(Entries from a dataset)

* * *

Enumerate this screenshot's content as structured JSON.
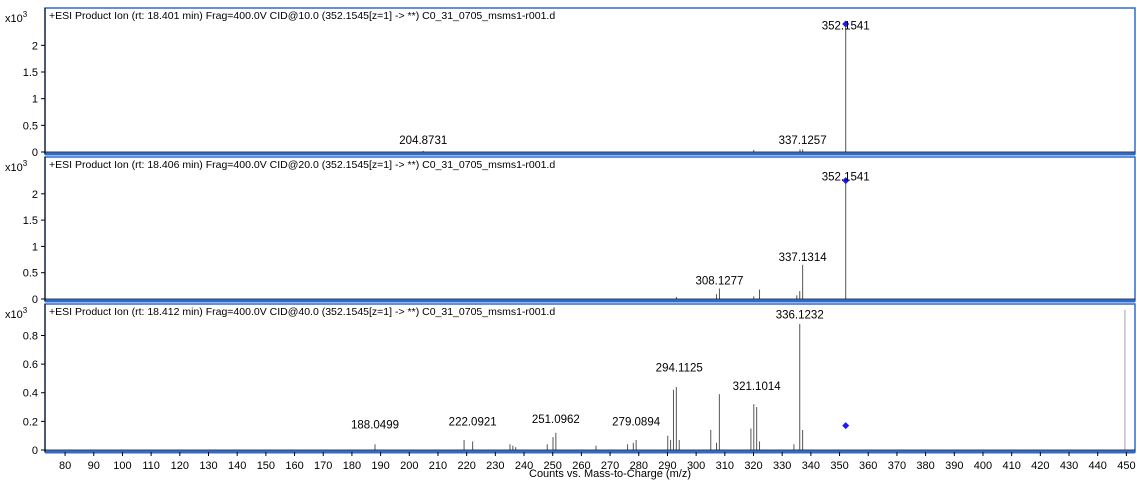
{
  "chart_data": [
    {
      "type": "bar",
      "title": "+ESI Product Ion (rt: 18.401 min) Frag=400.0V CID@10.0 (352.1545[z=1] -> **) C0_31_0705_msms1-r001.d",
      "y_multiplier": "x10",
      "y_multiplier_exp": "3",
      "ylim": [
        0,
        2.7
      ],
      "yticks": [
        0,
        0.5,
        1,
        1.5,
        2
      ],
      "ytick_labels": [
        "0",
        "0.5",
        "1",
        "1.5",
        "2"
      ],
      "xlim": [
        73,
        453
      ],
      "peaks_x": [
        204.87,
        320.1,
        336.2,
        337.13,
        352.15
      ],
      "peaks_y": [
        0.02,
        0.04,
        0.05,
        0.05,
        2.4
      ],
      "labels": [
        {
          "x": 204.8731,
          "y": 0.15,
          "text": "204.8731"
        },
        {
          "x": 337.1257,
          "y": 0.15,
          "text": "337.1257"
        },
        {
          "x": 352.1541,
          "y": 2.3,
          "text": "352.1541"
        }
      ],
      "precursor_marker": {
        "x": 352.15,
        "y": 2.4
      }
    },
    {
      "type": "bar",
      "title": "+ESI Product Ion (rt: 18.406 min) Frag=400.0V CID@20.0 (352.1545[z=1] -> **) C0_31_0705_msms1-r001.d",
      "y_multiplier": "x10",
      "y_multiplier_exp": "3",
      "ylim": [
        0,
        2.7
      ],
      "yticks": [
        0,
        0.5,
        1,
        1.5,
        2
      ],
      "ytick_labels": [
        "0",
        "0.5",
        "1",
        "1.5",
        "2"
      ],
      "xlim": [
        73,
        453
      ],
      "peaks_x": [
        293.1,
        307.1,
        308.13,
        320.1,
        322.1,
        335.1,
        336.12,
        337.13,
        352.15
      ],
      "peaks_y": [
        0.04,
        0.09,
        0.2,
        0.05,
        0.18,
        0.07,
        0.15,
        0.65,
        2.3
      ],
      "labels": [
        {
          "x": 308.1277,
          "y": 0.28,
          "text": "308.1277"
        },
        {
          "x": 337.1314,
          "y": 0.72,
          "text": "337.1314"
        },
        {
          "x": 352.1541,
          "y": 2.25,
          "text": "352.1541"
        }
      ],
      "precursor_marker": {
        "x": 352.15,
        "y": 2.25
      }
    },
    {
      "type": "bar",
      "title": "+ESI Product Ion (rt: 18.412 min) Frag=400.0V CID@40.0 (352.1545[z=1] -> **) C0_31_0705_msms1-r001.d",
      "y_multiplier": "x10",
      "y_multiplier_exp": "3",
      "ylim": [
        0,
        1.02
      ],
      "yticks": [
        0,
        0.2,
        0.4,
        0.6,
        0.8
      ],
      "ytick_labels": [
        "0",
        "0.2",
        "0.4",
        "0.6",
        "0.8"
      ],
      "xlim": [
        73,
        453
      ],
      "xticks": [
        80,
        90,
        100,
        110,
        120,
        130,
        140,
        150,
        160,
        170,
        180,
        190,
        200,
        210,
        220,
        230,
        240,
        250,
        260,
        270,
        280,
        290,
        300,
        310,
        320,
        330,
        340,
        350,
        360,
        370,
        380,
        390,
        400,
        410,
        420,
        430,
        440,
        450
      ],
      "xtick_labels": [
        "80",
        "90",
        "100",
        "110",
        "120",
        "130",
        "140",
        "150",
        "160",
        "170",
        "180",
        "190",
        "200",
        "210",
        "220",
        "230",
        "240",
        "250",
        "260",
        "270",
        "280",
        "290",
        "300",
        "310",
        "320",
        "330",
        "340",
        "350",
        "360",
        "370",
        "380",
        "390",
        "400",
        "410",
        "420",
        "430",
        "440",
        "450"
      ],
      "xlabel": "Counts vs. Mass-to-Charge (m/z)",
      "peaks_x": [
        188.05,
        219.1,
        222.09,
        235.1,
        236.1,
        237.1,
        248.1,
        250.1,
        251.1,
        265.1,
        276.1,
        278.1,
        279.09,
        290.1,
        291.1,
        292.1,
        293.1,
        294.11,
        305.1,
        307.1,
        308.1,
        319.1,
        320.1,
        321.1,
        322.1,
        334.1,
        336.12,
        337.13,
        449.5
      ],
      "peaks_y": [
        0.04,
        0.07,
        0.06,
        0.04,
        0.03,
        0.02,
        0.04,
        0.09,
        0.12,
        0.03,
        0.04,
        0.05,
        0.07,
        0.1,
        0.07,
        0.42,
        0.44,
        0.07,
        0.14,
        0.05,
        0.39,
        0.15,
        0.32,
        0.3,
        0.06,
        0.04,
        0.88,
        0.14,
        0.98
      ],
      "peak_colors": [
        "#555555",
        "#555555",
        "#555555",
        "#555555",
        "#555555",
        "#555555",
        "#555555",
        "#555555",
        "#555555",
        "#555555",
        "#555555",
        "#555555",
        "#555555",
        "#555555",
        "#555555",
        "#555555",
        "#555555",
        "#555555",
        "#555555",
        "#555555",
        "#555555",
        "#555555",
        "#555555",
        "#555555",
        "#555555",
        "#555555",
        "#555555",
        "#555555",
        "#a0a0a0"
      ],
      "labels": [
        {
          "x": 188.0499,
          "y": 0.15,
          "text": "188.0499"
        },
        {
          "x": 222.0921,
          "y": 0.17,
          "text": "222.0921"
        },
        {
          "x": 251.0962,
          "y": 0.19,
          "text": "251.0962"
        },
        {
          "x": 279.0894,
          "y": 0.17,
          "text": "279.0894"
        },
        {
          "x": 294.1125,
          "y": 0.55,
          "text": "294.1125"
        },
        {
          "x": 321.1014,
          "y": 0.42,
          "text": "321.1014"
        },
        {
          "x": 336.1232,
          "y": 0.92,
          "text": "336.1232"
        }
      ],
      "precursor_marker": {
        "x": 352.15,
        "y": 0.17
      }
    }
  ],
  "colors": {
    "frame": "#2e6bd1",
    "peak": "#555555",
    "marker": "#1a1aff",
    "axis": "#000000"
  }
}
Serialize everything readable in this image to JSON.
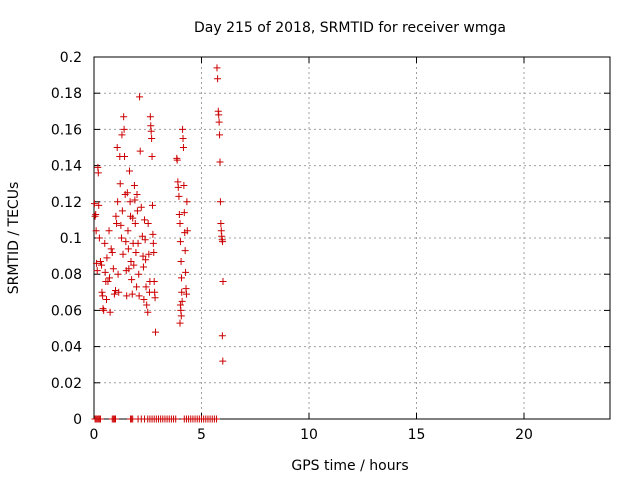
{
  "chart_data": {
    "type": "scatter",
    "title": "Day 215 of 2018, SRMTID for receiver wmga",
    "xlabel": "GPS time / hours",
    "ylabel": "SRMTID / TECUs",
    "xlim": [
      0,
      24
    ],
    "ylim": [
      0,
      0.2
    ],
    "xticks": [
      0,
      5,
      10,
      15,
      20
    ],
    "yticks": [
      0,
      0.02,
      0.04,
      0.06,
      0.08,
      0.1,
      0.12,
      0.14,
      0.16,
      0.18,
      0.2
    ],
    "ytick_labels": [
      "0",
      "0.02",
      "0.04",
      "0.06",
      "0.08",
      "0.1",
      "0.12",
      "0.14",
      "0.16",
      "0.18",
      "0.2"
    ],
    "grid": true,
    "legend": "none",
    "marker": "plus",
    "color": "#cc0000",
    "series": [
      {
        "points": [
          [
            0.02,
            0.119
          ],
          [
            0.05,
            0.112
          ],
          [
            0.08,
            0.113
          ],
          [
            0.1,
            0.104
          ],
          [
            0.12,
            0.086
          ],
          [
            0.15,
            0.082
          ],
          [
            0.18,
            0.139
          ],
          [
            0.2,
            0.136
          ],
          [
            0.22,
            0.118
          ],
          [
            0.25,
            0.1
          ],
          [
            0.3,
            0.087
          ],
          [
            0.35,
            0.085
          ],
          [
            0.37,
            0.07
          ],
          [
            0.4,
            0.068
          ],
          [
            0.42,
            0.061
          ],
          [
            0.45,
            0.06
          ],
          [
            0.5,
            0.097
          ],
          [
            0.52,
            0.081
          ],
          [
            0.55,
            0.076
          ],
          [
            0.58,
            0.066
          ],
          [
            0.6,
            0.089
          ],
          [
            0.65,
            0.076
          ],
          [
            0.7,
            0.104
          ],
          [
            0.72,
            0.078
          ],
          [
            0.75,
            0.059
          ],
          [
            0.8,
            0.094
          ],
          [
            0.85,
            0.092
          ],
          [
            0.9,
            0.083
          ],
          [
            0.95,
            0.069
          ],
          [
            1.0,
            0.071
          ],
          [
            1.02,
            0.112
          ],
          [
            1.05,
            0.108
          ],
          [
            1.08,
            0.15
          ],
          [
            1.1,
            0.12
          ],
          [
            1.12,
            0.08
          ],
          [
            1.15,
            0.07
          ],
          [
            1.2,
            0.145
          ],
          [
            1.22,
            0.13
          ],
          [
            1.25,
            0.107
          ],
          [
            1.28,
            0.1
          ],
          [
            1.3,
            0.157
          ],
          [
            1.32,
            0.115
          ],
          [
            1.35,
            0.091
          ],
          [
            1.38,
            0.167
          ],
          [
            1.4,
            0.16
          ],
          [
            1.42,
            0.145
          ],
          [
            1.45,
            0.124
          ],
          [
            1.48,
            0.098
          ],
          [
            1.5,
            0.082
          ],
          [
            1.52,
            0.068
          ],
          [
            1.55,
            0.125
          ],
          [
            1.58,
            0.104
          ],
          [
            1.6,
            0.094
          ],
          [
            1.62,
            0.083
          ],
          [
            1.65,
            0.137
          ],
          [
            1.68,
            0.12
          ],
          [
            1.7,
            0.112
          ],
          [
            1.72,
            0.087
          ],
          [
            1.75,
            0.077
          ],
          [
            1.78,
            0.069
          ],
          [
            1.8,
            0.111
          ],
          [
            1.82,
            0.097
          ],
          [
            1.85,
            0.085
          ],
          [
            1.88,
            0.129
          ],
          [
            1.9,
            0.121
          ],
          [
            1.92,
            0.108
          ],
          [
            1.95,
            0.092
          ],
          [
            1.98,
            0.073
          ],
          [
            2.0,
            0.124
          ],
          [
            2.02,
            0.115
          ],
          [
            2.05,
            0.097
          ],
          [
            2.08,
            0.08
          ],
          [
            2.1,
            0.068
          ],
          [
            2.12,
            0.178
          ],
          [
            2.15,
            0.148
          ],
          [
            2.2,
            0.117
          ],
          [
            2.25,
            0.101
          ],
          [
            2.28,
            0.09
          ],
          [
            2.3,
            0.084
          ],
          [
            2.32,
            0.066
          ],
          [
            2.35,
            0.11
          ],
          [
            2.38,
            0.099
          ],
          [
            2.4,
            0.088
          ],
          [
            2.42,
            0.073
          ],
          [
            2.45,
            0.063
          ],
          [
            2.5,
            0.059
          ],
          [
            2.52,
            0.108
          ],
          [
            2.55,
            0.091
          ],
          [
            2.58,
            0.07
          ],
          [
            2.6,
            0.076
          ],
          [
            2.62,
            0.167
          ],
          [
            2.64,
            0.162
          ],
          [
            2.66,
            0.159
          ],
          [
            2.68,
            0.155
          ],
          [
            2.7,
            0.145
          ],
          [
            2.72,
            0.118
          ],
          [
            2.74,
            0.102
          ],
          [
            2.76,
            0.097
          ],
          [
            2.78,
            0.092
          ],
          [
            2.8,
            0.076
          ],
          [
            2.82,
            0.07
          ],
          [
            2.84,
            0.067
          ],
          [
            2.86,
            0.048
          ],
          [
            3.85,
            0.144
          ],
          [
            3.87,
            0.143
          ],
          [
            3.9,
            0.131
          ],
          [
            3.92,
            0.128
          ],
          [
            3.95,
            0.123
          ],
          [
            3.97,
            0.113
          ],
          [
            4.0,
            0.108
          ],
          [
            4.02,
            0.098
          ],
          [
            4.05,
            0.087
          ],
          [
            4.07,
            0.078
          ],
          [
            4.08,
            0.07
          ],
          [
            4.1,
            0.065
          ],
          [
            4.12,
            0.16
          ],
          [
            4.14,
            0.155
          ],
          [
            4.16,
            0.15
          ],
          [
            4.18,
            0.129
          ],
          [
            4.2,
            0.114
          ],
          [
            4.22,
            0.103
          ],
          [
            4.24,
            0.093
          ],
          [
            4.26,
            0.081
          ],
          [
            4.28,
            0.072
          ],
          [
            4.3,
            0.069
          ],
          [
            4.32,
            0.12
          ],
          [
            4.34,
            0.104
          ],
          [
            4.02,
            0.063
          ],
          [
            4.04,
            0.06
          ],
          [
            4.06,
            0.057
          ],
          [
            4.0,
            0.053
          ],
          [
            5.72,
            0.194
          ],
          [
            5.75,
            0.188
          ],
          [
            5.78,
            0.17
          ],
          [
            5.8,
            0.168
          ],
          [
            5.82,
            0.164
          ],
          [
            5.84,
            0.157
          ],
          [
            5.86,
            0.142
          ],
          [
            5.88,
            0.12
          ],
          [
            5.9,
            0.108
          ],
          [
            5.92,
            0.104
          ],
          [
            5.94,
            0.101
          ],
          [
            5.96,
            0.099
          ],
          [
            5.98,
            0.098
          ],
          [
            6.0,
            0.076
          ],
          [
            5.97,
            0.046
          ],
          [
            5.99,
            0.032
          ],
          [
            0.05,
            0.0
          ],
          [
            0.1,
            0.0
          ],
          [
            0.15,
            0.0
          ],
          [
            0.2,
            0.0
          ],
          [
            0.25,
            0.0
          ],
          [
            0.3,
            0.0
          ],
          [
            0.85,
            0.0
          ],
          [
            0.9,
            0.0
          ],
          [
            0.95,
            0.0
          ],
          [
            1.0,
            0.0
          ],
          [
            1.7,
            0.0
          ],
          [
            1.75,
            0.0
          ],
          [
            1.8,
            0.0
          ],
          [
            2.05,
            0.0
          ],
          [
            2.2,
            0.0
          ],
          [
            2.35,
            0.0
          ],
          [
            2.5,
            0.0
          ],
          [
            2.6,
            0.0
          ],
          [
            2.7,
            0.0
          ],
          [
            2.8,
            0.0
          ],
          [
            2.9,
            0.0
          ],
          [
            3.0,
            0.0
          ],
          [
            3.1,
            0.0
          ],
          [
            3.2,
            0.0
          ],
          [
            3.3,
            0.0
          ],
          [
            3.4,
            0.0
          ],
          [
            3.5,
            0.0
          ],
          [
            3.6,
            0.0
          ],
          [
            3.7,
            0.0
          ],
          [
            3.8,
            0.0
          ],
          [
            4.2,
            0.0
          ],
          [
            4.3,
            0.0
          ],
          [
            4.4,
            0.0
          ],
          [
            4.5,
            0.0
          ],
          [
            4.6,
            0.0
          ],
          [
            4.7,
            0.0
          ],
          [
            4.8,
            0.0
          ],
          [
            4.9,
            0.0
          ],
          [
            5.0,
            0.0
          ],
          [
            5.1,
            0.0
          ],
          [
            5.2,
            0.0
          ],
          [
            5.3,
            0.0
          ],
          [
            5.4,
            0.0
          ],
          [
            5.5,
            0.0
          ],
          [
            5.6,
            0.0
          ],
          [
            5.7,
            0.0
          ]
        ]
      }
    ]
  }
}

* * *

Goal of the exercise |
Search the data above for the string "SRMTID" and copy each line that has it.

Output of the task |
    "title": "Day 215 of 2018, SRMTID for receiver wmga",
    "ylabel": "SRMTID / TECUs",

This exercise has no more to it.